## What the task asks
Some lines in the listing below may include the string "JSON". How many are there? Give only the number.

--- Material supplied ---

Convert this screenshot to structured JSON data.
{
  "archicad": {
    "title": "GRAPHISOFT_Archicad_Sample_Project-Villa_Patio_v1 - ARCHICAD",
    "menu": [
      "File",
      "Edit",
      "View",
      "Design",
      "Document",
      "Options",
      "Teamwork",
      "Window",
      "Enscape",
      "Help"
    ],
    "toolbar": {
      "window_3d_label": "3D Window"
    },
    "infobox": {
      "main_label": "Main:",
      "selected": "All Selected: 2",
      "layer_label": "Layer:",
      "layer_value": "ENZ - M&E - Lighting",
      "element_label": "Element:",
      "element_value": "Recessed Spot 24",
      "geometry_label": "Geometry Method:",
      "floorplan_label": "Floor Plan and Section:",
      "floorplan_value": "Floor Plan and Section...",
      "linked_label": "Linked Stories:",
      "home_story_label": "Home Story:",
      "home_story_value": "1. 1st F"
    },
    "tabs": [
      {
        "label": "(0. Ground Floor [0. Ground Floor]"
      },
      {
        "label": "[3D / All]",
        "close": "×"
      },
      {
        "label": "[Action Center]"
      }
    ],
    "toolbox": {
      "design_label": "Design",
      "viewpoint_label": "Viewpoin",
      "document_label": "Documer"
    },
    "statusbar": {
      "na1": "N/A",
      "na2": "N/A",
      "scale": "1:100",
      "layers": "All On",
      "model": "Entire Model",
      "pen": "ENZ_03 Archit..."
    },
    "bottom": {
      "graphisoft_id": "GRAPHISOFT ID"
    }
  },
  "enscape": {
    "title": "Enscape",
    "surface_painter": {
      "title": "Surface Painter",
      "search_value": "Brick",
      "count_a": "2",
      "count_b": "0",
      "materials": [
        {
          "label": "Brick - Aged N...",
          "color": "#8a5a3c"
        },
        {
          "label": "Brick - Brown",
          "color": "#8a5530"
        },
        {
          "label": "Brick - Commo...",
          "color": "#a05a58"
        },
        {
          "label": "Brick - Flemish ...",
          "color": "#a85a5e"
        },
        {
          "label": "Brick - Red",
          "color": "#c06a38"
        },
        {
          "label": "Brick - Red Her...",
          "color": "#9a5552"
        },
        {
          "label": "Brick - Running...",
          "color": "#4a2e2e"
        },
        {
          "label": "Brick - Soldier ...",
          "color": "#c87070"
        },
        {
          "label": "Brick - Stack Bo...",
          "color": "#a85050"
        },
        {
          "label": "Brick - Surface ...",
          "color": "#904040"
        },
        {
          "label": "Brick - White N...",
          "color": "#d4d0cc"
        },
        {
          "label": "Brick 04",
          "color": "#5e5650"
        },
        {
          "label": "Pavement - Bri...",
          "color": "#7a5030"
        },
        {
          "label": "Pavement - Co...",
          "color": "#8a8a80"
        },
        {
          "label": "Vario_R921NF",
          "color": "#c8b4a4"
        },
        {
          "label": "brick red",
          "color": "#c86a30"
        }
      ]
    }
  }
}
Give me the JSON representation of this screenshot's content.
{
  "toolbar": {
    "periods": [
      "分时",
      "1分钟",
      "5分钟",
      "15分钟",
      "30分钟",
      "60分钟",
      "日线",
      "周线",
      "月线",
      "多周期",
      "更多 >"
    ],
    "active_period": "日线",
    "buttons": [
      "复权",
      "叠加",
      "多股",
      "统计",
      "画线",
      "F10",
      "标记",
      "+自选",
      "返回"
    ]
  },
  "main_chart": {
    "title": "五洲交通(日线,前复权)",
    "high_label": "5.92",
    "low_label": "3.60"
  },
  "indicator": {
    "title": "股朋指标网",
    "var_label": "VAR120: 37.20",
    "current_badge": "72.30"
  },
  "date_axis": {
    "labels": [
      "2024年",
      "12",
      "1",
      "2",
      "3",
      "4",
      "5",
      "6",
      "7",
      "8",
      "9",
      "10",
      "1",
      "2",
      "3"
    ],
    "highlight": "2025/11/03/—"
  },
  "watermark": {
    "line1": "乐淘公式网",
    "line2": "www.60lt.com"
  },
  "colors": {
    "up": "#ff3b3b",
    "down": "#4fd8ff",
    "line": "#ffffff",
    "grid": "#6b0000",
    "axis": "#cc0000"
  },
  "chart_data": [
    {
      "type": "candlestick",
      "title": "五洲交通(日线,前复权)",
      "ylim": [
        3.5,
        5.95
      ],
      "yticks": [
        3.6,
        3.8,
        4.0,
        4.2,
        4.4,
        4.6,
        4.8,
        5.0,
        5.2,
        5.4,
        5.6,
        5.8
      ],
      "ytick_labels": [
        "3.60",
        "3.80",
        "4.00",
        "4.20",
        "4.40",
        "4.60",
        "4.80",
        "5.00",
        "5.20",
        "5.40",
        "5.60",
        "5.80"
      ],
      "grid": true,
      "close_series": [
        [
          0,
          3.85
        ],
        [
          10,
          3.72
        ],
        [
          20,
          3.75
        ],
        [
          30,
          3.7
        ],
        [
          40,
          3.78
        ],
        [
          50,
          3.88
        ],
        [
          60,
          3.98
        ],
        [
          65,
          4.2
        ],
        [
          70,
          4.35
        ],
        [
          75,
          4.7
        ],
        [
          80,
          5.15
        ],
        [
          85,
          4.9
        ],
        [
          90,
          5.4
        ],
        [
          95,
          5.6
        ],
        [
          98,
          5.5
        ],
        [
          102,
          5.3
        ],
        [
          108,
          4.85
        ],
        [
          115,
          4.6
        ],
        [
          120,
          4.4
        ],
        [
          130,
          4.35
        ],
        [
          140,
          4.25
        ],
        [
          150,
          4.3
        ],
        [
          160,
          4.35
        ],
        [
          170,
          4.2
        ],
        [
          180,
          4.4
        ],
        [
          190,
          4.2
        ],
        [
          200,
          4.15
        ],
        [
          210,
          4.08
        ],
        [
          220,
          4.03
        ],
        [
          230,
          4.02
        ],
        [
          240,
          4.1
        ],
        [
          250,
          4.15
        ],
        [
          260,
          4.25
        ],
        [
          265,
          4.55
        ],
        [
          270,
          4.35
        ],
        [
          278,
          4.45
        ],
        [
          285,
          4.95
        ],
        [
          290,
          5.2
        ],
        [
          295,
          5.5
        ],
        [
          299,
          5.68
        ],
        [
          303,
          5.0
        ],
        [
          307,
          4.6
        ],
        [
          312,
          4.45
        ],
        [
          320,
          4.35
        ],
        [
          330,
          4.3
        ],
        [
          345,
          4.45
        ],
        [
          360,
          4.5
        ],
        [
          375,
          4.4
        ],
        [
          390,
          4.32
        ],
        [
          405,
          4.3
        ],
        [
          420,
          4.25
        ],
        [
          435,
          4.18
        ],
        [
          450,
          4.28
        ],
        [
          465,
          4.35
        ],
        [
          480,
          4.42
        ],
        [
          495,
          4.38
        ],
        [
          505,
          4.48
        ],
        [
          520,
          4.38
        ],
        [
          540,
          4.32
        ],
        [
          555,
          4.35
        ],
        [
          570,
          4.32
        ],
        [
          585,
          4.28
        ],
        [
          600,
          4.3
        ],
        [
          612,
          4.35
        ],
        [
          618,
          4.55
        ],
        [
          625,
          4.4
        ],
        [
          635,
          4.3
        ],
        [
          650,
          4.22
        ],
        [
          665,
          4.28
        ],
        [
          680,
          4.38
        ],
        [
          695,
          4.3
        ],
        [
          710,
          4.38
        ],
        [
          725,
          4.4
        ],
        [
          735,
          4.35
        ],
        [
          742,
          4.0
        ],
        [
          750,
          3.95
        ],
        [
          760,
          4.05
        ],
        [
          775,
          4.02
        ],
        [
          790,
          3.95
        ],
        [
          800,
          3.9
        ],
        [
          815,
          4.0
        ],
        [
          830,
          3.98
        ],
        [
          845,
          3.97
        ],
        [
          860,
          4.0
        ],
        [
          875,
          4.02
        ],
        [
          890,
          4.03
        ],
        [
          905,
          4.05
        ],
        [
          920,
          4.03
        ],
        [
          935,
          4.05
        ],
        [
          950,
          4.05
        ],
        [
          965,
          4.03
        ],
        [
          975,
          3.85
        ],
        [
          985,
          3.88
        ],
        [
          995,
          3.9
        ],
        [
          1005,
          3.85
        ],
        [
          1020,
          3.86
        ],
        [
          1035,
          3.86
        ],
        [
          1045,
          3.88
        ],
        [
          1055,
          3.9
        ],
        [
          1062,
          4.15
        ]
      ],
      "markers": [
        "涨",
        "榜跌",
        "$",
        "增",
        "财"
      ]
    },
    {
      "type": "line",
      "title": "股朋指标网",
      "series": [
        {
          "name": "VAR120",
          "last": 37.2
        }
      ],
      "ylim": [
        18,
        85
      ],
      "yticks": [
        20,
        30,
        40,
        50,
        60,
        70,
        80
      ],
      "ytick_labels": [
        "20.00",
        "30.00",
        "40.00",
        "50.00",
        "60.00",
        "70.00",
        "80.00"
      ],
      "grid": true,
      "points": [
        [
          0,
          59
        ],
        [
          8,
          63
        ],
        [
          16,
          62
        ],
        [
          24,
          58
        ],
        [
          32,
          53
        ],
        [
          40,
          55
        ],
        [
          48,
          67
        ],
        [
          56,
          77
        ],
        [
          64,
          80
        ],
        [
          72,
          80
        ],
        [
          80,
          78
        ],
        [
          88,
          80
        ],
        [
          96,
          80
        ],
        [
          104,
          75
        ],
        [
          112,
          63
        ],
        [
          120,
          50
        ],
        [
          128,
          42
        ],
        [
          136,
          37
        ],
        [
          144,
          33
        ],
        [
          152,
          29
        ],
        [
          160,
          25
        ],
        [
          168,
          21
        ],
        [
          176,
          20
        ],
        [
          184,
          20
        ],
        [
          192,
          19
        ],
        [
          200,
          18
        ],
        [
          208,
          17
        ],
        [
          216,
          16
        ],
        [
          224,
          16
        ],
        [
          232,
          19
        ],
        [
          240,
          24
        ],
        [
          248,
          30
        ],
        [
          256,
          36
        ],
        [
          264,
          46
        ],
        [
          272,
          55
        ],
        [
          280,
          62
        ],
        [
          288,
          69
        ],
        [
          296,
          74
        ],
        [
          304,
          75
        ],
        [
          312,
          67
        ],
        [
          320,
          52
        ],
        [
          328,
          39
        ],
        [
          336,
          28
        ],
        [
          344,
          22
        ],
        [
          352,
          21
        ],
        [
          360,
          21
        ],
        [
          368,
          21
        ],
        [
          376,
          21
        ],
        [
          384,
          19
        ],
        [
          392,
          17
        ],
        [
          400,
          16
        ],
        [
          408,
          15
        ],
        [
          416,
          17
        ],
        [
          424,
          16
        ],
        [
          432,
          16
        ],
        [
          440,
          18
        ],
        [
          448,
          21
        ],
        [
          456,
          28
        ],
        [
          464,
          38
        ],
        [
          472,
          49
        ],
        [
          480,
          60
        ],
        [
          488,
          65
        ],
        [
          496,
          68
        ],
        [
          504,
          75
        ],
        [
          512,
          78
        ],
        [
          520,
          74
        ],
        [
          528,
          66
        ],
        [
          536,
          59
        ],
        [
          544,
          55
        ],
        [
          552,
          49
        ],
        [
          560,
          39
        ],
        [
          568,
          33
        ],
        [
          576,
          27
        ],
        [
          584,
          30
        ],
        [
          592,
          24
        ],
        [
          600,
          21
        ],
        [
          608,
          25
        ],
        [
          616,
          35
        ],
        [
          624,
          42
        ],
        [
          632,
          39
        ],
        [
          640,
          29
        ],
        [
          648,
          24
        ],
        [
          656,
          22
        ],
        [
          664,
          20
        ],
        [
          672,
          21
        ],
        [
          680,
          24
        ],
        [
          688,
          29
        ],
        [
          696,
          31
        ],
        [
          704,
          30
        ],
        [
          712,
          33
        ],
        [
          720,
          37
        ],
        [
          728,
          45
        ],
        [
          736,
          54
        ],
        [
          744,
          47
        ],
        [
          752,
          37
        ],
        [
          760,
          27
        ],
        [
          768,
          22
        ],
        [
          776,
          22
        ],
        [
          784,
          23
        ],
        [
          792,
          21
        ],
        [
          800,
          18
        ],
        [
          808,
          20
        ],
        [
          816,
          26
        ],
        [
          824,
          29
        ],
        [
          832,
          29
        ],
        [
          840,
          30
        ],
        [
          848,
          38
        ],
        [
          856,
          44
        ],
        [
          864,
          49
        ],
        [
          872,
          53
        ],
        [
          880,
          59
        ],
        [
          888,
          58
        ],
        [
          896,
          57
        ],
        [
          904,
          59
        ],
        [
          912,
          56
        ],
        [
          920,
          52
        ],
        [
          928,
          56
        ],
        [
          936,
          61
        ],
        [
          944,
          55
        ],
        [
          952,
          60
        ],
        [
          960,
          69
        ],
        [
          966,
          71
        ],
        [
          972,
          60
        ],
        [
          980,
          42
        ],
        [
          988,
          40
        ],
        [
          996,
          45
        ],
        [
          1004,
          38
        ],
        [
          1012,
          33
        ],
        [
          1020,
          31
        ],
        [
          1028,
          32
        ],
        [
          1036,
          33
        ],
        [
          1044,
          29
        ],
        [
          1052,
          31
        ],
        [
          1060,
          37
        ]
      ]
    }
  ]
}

---

## In response
2